### [Task brief]
Please rewrite the listing from its start through the line containing "bar xyxy=(334,202,360,335)", swapping "line-point" for "line-marker" and keeping everything else the same.

### [Records]

* begin *

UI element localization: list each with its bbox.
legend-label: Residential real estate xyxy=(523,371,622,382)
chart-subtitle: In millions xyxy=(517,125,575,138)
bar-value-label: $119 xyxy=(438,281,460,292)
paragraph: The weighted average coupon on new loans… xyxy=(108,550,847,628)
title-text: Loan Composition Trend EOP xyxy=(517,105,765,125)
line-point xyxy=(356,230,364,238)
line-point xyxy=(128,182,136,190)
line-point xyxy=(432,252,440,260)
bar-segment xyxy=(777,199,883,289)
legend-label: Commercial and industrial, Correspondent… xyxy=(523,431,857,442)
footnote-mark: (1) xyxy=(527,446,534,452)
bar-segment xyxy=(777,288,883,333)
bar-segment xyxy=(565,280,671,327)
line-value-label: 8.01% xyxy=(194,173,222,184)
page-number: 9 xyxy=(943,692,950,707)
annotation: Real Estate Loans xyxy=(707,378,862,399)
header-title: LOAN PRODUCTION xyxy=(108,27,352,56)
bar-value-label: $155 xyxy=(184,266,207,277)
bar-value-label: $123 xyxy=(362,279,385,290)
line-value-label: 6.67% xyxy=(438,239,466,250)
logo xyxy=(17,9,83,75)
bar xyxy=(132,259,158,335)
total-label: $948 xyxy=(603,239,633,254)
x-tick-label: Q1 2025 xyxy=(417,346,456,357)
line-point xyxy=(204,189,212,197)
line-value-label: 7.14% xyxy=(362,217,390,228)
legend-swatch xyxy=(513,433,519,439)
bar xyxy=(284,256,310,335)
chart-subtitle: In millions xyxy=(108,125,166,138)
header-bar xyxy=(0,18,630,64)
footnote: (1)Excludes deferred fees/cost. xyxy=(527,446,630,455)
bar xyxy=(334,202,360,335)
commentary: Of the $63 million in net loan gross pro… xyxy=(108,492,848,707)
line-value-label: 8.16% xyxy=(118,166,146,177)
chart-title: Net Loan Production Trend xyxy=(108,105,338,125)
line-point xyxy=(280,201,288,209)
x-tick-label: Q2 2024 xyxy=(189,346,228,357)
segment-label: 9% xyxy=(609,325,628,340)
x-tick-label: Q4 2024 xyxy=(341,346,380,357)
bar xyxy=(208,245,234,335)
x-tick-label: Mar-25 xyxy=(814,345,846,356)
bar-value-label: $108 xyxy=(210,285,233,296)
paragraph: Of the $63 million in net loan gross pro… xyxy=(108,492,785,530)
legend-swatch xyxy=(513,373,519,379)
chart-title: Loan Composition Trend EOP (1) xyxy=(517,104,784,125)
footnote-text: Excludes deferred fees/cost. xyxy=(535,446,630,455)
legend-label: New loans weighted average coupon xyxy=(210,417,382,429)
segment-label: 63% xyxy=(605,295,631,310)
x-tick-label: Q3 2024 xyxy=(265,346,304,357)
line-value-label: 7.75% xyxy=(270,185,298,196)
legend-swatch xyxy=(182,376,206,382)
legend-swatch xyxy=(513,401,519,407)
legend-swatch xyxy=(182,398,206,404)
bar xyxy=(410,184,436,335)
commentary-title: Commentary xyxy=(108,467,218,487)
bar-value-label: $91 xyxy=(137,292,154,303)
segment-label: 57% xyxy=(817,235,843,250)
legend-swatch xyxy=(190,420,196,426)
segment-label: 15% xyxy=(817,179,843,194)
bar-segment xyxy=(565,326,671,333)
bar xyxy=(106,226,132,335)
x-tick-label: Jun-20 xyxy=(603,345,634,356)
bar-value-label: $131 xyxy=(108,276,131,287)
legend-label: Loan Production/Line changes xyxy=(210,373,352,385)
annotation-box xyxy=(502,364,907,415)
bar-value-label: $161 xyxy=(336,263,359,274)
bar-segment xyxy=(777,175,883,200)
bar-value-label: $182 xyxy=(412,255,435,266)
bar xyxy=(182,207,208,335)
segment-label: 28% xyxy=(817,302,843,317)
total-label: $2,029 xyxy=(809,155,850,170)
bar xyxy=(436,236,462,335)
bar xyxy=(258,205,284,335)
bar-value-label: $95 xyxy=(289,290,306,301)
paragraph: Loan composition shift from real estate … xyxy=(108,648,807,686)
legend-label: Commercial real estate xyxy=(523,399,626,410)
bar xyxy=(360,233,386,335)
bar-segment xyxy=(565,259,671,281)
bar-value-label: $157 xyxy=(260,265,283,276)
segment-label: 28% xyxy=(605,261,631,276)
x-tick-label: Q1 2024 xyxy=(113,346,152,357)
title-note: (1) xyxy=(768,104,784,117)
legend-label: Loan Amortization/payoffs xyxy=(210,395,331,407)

* end *

### [Solution for this task]
UI element localization: list each with its bbox.
legend-label: Residential real estate xyxy=(523,371,622,382)
chart-subtitle: In millions xyxy=(517,125,575,138)
bar-value-label: $119 xyxy=(438,281,460,292)
paragraph: The weighted average coupon on new loans… xyxy=(108,550,847,628)
title-text: Loan Composition Trend EOP xyxy=(517,105,765,125)
line-marker xyxy=(356,230,364,238)
line-marker xyxy=(128,182,136,190)
line-marker xyxy=(432,252,440,260)
bar-segment xyxy=(777,199,883,289)
legend-label: Commercial and industrial, Correspondent… xyxy=(523,431,857,442)
footnote-mark: (1) xyxy=(527,446,534,452)
bar-segment xyxy=(777,288,883,333)
bar-segment xyxy=(565,280,671,327)
line-value-label: 8.01% xyxy=(194,173,222,184)
page-number: 9 xyxy=(943,692,950,707)
annotation: Real Estate Loans xyxy=(707,378,862,399)
header-title: LOAN PRODUCTION xyxy=(108,27,352,56)
bar-value-label: $155 xyxy=(184,266,207,277)
bar-value-label: $123 xyxy=(362,279,385,290)
line-value-label: 6.67% xyxy=(438,239,466,250)
logo xyxy=(17,9,83,75)
bar xyxy=(132,259,158,335)
total-label: $948 xyxy=(603,239,633,254)
x-tick-label: Q1 2025 xyxy=(417,346,456,357)
line-marker xyxy=(204,189,212,197)
line-value-label: 7.14% xyxy=(362,217,390,228)
legend-swatch xyxy=(513,433,519,439)
bar xyxy=(284,256,310,335)
chart-subtitle: In millions xyxy=(108,125,166,138)
header-bar xyxy=(0,18,630,64)
footnote: (1)Excludes deferred fees/cost. xyxy=(527,446,630,455)
bar xyxy=(334,202,360,335)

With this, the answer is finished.